:: Assignment ::
Your output should match the listing below word for word, without any images.

:: Raw data ::
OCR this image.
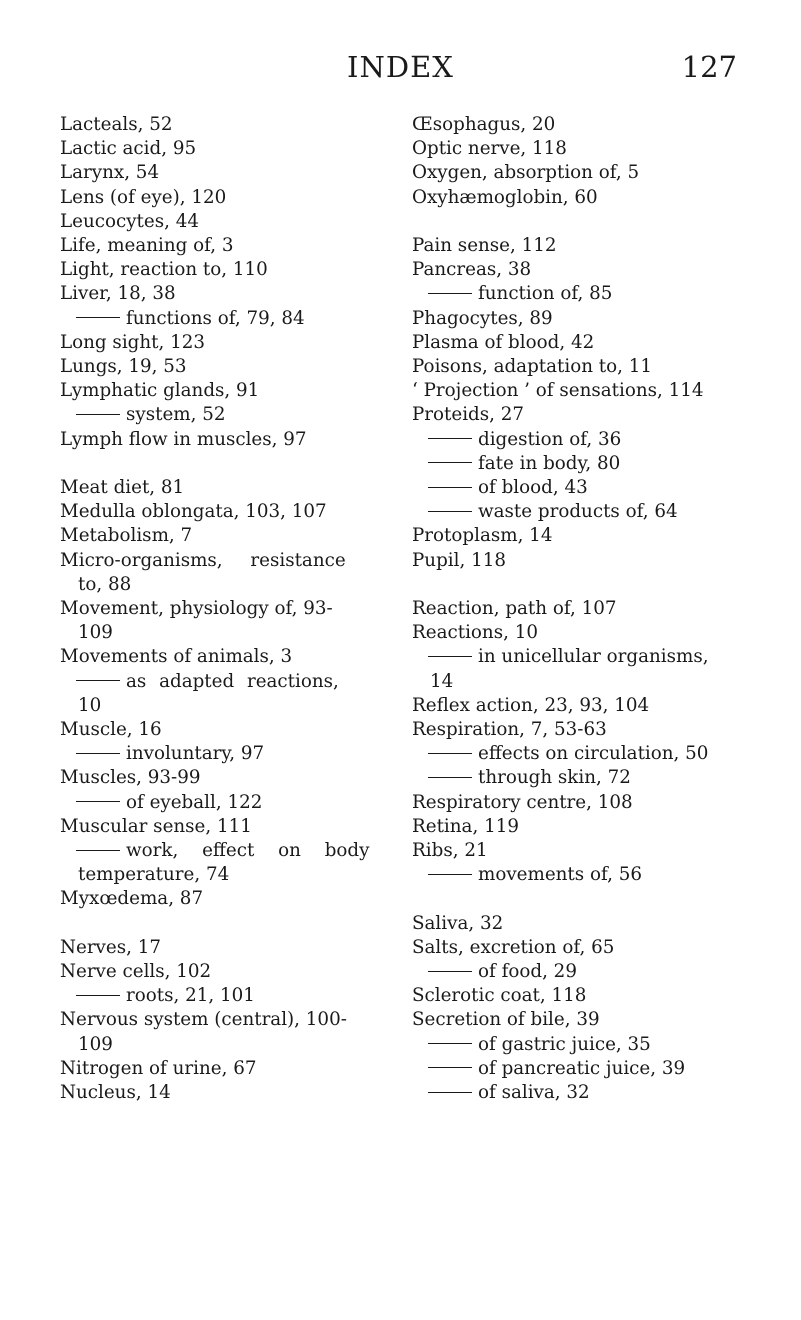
INDEX	127
Lacteals, 52
Lactic acid, 95
Larynx, 54
Lens (of eye), 120
Leucocytes, 44
Life, meaning of, 3
Light, reaction to, 110
Liver, 18, 38
functions of, 79, 84
Long sight, 123
Lungs, 19, 53
Lymphatic glands, 91
system, 52
Lymph flow in muscles, 97
Meat diet, 81
Medulla oblongata, 103, 107
Metabolism, 7
Micro-organisms, resistance
to, 88
Movement, physiology of, 93-
109
Movements of animals, 3
as adapted reactions,
10
Muscle, 16
involuntary, 97
Muscles, 93-99
of eyeball, 122
Muscular sense, 111
work, effect on body
temperature, 74
Myxœdema, 87
Nerves, 17
Nerve cells, 102
roots, 21, 101
Nervous system (central), 100-
109
Nitrogen of urine, 67
Nucleus, 14
Œsophagus, 20
Optic nerve, 118
Oxygen, absorption of, 5
Oxyhæmoglobin, 60
Pain sense, 112
Pancreas, 38
function of, 85
Phagocytes, 89
Plasma of blood, 42
Poisons, adaptation to, 11
‘ Projection ’ of sensations, 114
Proteids, 27
digestion of, 36
fate in body, 80
of blood, 43
waste products of, 64
Protoplasm, 14
Pupil, 118
Reaction, path of, 107
Reactions, 10
in unicellular organisms,
14
Reflex action, 23, 93, 104
Respiration, 7, 53-63
effects on circulation, 50
through skin, 72
Respiratory centre, 108
Retina, 119
Ribs, 21
movements of, 56
Saliva, 32
Salts, excretion of, 65
of food, 29
Sclerotic coat, 118
Secretion of bile, 39
of gastric juice, 35
of pancreatic juice, 39
of saliva, 32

:: Response for this exercise ::
OCR this image.
INDEX	127
Lacteals, 52
Lactic acid, 95
Larynx, 54
Lens (of eye), 120
Leucocytes, 44
Life, meaning of, 3
Light, reaction to, 110
Liver, 18, 38
functions of, 79, 84
Long sight, 123
Lungs, 19, 53
Lymphatic glands, 91
system, 52
Lymph flow in muscles, 97
Meat diet, 81
Medulla oblongata, 103, 107
Metabolism, 7
Micro-organisms, resistance
to, 88
Movement, physiology of, 93-
109
Movements of animals, 3
as adapted reactions,
10
Muscle, 16
involuntary, 97
Muscles, 93-99
of eyeball, 122
Muscular sense, 111
work, effect on body
temperature, 74
Myxœdema, 87
Nerves, 17
Nerve cells, 102
roots, 21, 101
Nervous system (central), 100-
109
Nitrogen of urine, 67
Nucleus, 14
Œsophagus, 20
Optic nerve, 118
Oxygen, absorption of, 5
Oxyhæmoglobin, 60
Pain sense, 112
Pancreas, 38
function of, 85
Phagocytes, 89
Plasma of blood, 42
Poisons, adaptation to, 11
‘ Projection ’ of sensations, 114
Proteids, 27
digestion of, 36
fate in body, 80
of blood, 43
waste products of, 64
Protoplasm, 14
Pupil, 118
Reaction, path of, 107
Reactions, 10
in unicellular organisms,
14
Reflex action, 23, 93, 104
Respiration, 7, 53-63
effects on circulation, 50
through skin, 72
Respiratory centre, 108
Retina, 119
Ribs, 21
movements of, 56
Saliva, 32
Salts, excretion of, 65
of food, 29
Sclerotic coat, 118
Secretion of bile, 39
of gastric juice, 35
of pancreatic juice, 39
of saliva, 32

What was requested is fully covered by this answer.